◆ Task instructions:
Copy out every one of the items below word for word, line by line.
>>>>>
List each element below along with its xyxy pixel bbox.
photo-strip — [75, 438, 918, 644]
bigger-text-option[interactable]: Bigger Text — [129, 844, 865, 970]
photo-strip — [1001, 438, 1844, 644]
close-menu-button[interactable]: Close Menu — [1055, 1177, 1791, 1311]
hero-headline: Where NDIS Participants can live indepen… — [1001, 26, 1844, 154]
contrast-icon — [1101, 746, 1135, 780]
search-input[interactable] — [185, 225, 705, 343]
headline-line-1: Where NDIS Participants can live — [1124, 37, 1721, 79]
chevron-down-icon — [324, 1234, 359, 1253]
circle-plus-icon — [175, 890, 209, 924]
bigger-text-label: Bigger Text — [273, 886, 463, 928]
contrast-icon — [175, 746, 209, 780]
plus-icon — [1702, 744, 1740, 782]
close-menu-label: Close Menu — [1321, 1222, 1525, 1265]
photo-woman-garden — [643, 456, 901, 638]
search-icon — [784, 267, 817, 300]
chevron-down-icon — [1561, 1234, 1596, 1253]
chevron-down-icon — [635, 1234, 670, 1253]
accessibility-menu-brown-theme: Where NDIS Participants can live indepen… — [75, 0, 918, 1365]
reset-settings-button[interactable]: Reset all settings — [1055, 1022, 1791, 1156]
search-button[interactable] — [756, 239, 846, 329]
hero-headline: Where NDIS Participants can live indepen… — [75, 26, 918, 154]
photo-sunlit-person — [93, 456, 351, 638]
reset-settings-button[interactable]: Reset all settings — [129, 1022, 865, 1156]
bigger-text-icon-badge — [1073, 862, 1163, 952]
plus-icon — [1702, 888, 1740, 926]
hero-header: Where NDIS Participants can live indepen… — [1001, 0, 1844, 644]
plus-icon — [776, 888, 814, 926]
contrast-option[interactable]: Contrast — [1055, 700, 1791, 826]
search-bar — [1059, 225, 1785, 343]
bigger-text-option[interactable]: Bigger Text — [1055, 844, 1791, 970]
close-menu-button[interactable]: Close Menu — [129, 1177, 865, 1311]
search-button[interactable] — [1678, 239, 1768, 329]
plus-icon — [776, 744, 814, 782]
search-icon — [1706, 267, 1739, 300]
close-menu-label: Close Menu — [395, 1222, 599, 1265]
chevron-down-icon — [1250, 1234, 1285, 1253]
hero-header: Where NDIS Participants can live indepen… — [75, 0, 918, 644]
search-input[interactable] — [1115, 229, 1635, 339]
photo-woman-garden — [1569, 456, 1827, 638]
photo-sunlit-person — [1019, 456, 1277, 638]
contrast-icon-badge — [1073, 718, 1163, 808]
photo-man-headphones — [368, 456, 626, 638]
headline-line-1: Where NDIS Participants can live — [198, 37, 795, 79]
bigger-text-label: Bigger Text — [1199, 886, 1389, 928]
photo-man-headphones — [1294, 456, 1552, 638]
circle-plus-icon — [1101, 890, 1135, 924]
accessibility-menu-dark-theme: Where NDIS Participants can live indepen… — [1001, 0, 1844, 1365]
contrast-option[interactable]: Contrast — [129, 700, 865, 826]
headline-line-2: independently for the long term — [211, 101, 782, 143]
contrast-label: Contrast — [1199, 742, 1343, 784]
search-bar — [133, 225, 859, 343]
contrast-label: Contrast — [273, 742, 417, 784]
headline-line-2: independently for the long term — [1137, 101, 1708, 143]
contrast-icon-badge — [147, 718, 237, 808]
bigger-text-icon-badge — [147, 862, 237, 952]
<<<<<
◆ Output of the task:
List each element below along with its xyxy pixel bbox.
photo-strip — [75, 438, 918, 644]
bigger-text-option[interactable]: Bigger Text — [129, 844, 865, 970]
photo-strip — [1001, 438, 1844, 644]
close-menu-button[interactable]: Close Menu — [1055, 1177, 1791, 1311]
hero-headline: Where NDIS Participants can live indepen… — [1001, 26, 1844, 154]
contrast-icon — [1101, 746, 1135, 780]
search-input[interactable] — [185, 225, 705, 343]
headline-line-1: Where NDIS Participants can live — [1124, 37, 1721, 79]
chevron-down-icon — [324, 1234, 359, 1253]
circle-plus-icon — [175, 890, 209, 924]
bigger-text-label: Bigger Text — [273, 886, 463, 928]
contrast-icon — [175, 746, 209, 780]
plus-icon — [1702, 744, 1740, 782]
close-menu-label: Close Menu — [1321, 1222, 1525, 1265]
photo-woman-garden — [643, 456, 901, 638]
search-icon — [784, 267, 817, 300]
chevron-down-icon — [1561, 1234, 1596, 1253]
chevron-down-icon — [635, 1234, 670, 1253]
accessibility-menu-brown-theme: Where NDIS Participants can live indepen… — [75, 0, 918, 1365]
reset-settings-button[interactable]: Reset all settings — [1055, 1022, 1791, 1156]
search-button[interactable] — [756, 239, 846, 329]
hero-headline: Where NDIS Participants can live indepen… — [75, 26, 918, 154]
photo-sunlit-person — [93, 456, 351, 638]
reset-settings-button[interactable]: Reset all settings — [129, 1022, 865, 1156]
bigger-text-icon-badge — [1073, 862, 1163, 952]
plus-icon — [1702, 888, 1740, 926]
hero-header: Where NDIS Participants can live indepen… — [1001, 0, 1844, 644]
plus-icon — [776, 888, 814, 926]
contrast-option[interactable]: Contrast — [1055, 700, 1791, 826]
search-bar — [1059, 225, 1785, 343]
bigger-text-option[interactable]: Bigger Text — [1055, 844, 1791, 970]
close-menu-button[interactable]: Close Menu — [129, 1177, 865, 1311]
search-button[interactable] — [1678, 239, 1768, 329]
plus-icon — [776, 744, 814, 782]
search-icon — [1706, 267, 1739, 300]
close-menu-label: Close Menu — [395, 1222, 599, 1265]
chevron-down-icon — [1250, 1234, 1285, 1253]
hero-header: Where NDIS Participants can live indepen… — [75, 0, 918, 644]
search-input[interactable] — [1115, 229, 1635, 339]
photo-woman-garden — [1569, 456, 1827, 638]
photo-sunlit-person — [1019, 456, 1277, 638]
contrast-icon-badge — [1073, 718, 1163, 808]
photo-man-headphones — [368, 456, 626, 638]
headline-line-1: Where NDIS Participants can live — [198, 37, 795, 79]
bigger-text-label: Bigger Text — [1199, 886, 1389, 928]
photo-man-headphones — [1294, 456, 1552, 638]
circle-plus-icon — [1101, 890, 1135, 924]
accessibility-menu-dark-theme: Where NDIS Participants can live indepen… — [1001, 0, 1844, 1365]
contrast-option[interactable]: Contrast — [129, 700, 865, 826]
headline-line-2: independently for the long term — [211, 101, 782, 143]
contrast-label: Contrast — [1199, 742, 1343, 784]
search-bar — [133, 225, 859, 343]
contrast-label: Contrast — [273, 742, 417, 784]
headline-line-2: independently for the long term — [1137, 101, 1708, 143]
contrast-icon-badge — [147, 718, 237, 808]
bigger-text-icon-badge — [147, 862, 237, 952]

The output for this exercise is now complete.